## [AIM OF THE TASK]
Only a number is wanted: how many lines of the entries include the string "icon"?

(Data entries)

*-*-*

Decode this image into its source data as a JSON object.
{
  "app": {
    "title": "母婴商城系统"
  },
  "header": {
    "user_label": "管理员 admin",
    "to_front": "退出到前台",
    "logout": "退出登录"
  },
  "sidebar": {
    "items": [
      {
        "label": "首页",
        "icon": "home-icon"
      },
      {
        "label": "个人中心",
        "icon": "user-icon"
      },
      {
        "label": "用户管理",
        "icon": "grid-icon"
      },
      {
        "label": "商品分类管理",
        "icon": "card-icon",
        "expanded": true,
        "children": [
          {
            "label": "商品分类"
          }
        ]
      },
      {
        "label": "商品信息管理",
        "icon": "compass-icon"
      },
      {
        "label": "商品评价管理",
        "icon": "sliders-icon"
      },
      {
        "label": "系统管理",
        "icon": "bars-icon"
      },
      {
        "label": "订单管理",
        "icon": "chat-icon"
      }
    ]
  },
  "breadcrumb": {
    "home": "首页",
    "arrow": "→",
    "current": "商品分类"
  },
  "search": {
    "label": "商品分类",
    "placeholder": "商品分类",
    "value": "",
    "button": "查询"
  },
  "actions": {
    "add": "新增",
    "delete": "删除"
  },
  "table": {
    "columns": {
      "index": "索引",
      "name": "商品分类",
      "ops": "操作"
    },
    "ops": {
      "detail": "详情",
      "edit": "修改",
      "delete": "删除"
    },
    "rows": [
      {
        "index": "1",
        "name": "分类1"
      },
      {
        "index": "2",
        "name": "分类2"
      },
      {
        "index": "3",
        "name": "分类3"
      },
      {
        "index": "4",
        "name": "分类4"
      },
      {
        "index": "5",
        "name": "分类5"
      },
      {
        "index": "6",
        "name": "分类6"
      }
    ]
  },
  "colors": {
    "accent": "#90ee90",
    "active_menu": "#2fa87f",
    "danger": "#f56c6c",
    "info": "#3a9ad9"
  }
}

*-*-*

## [REPLY]
8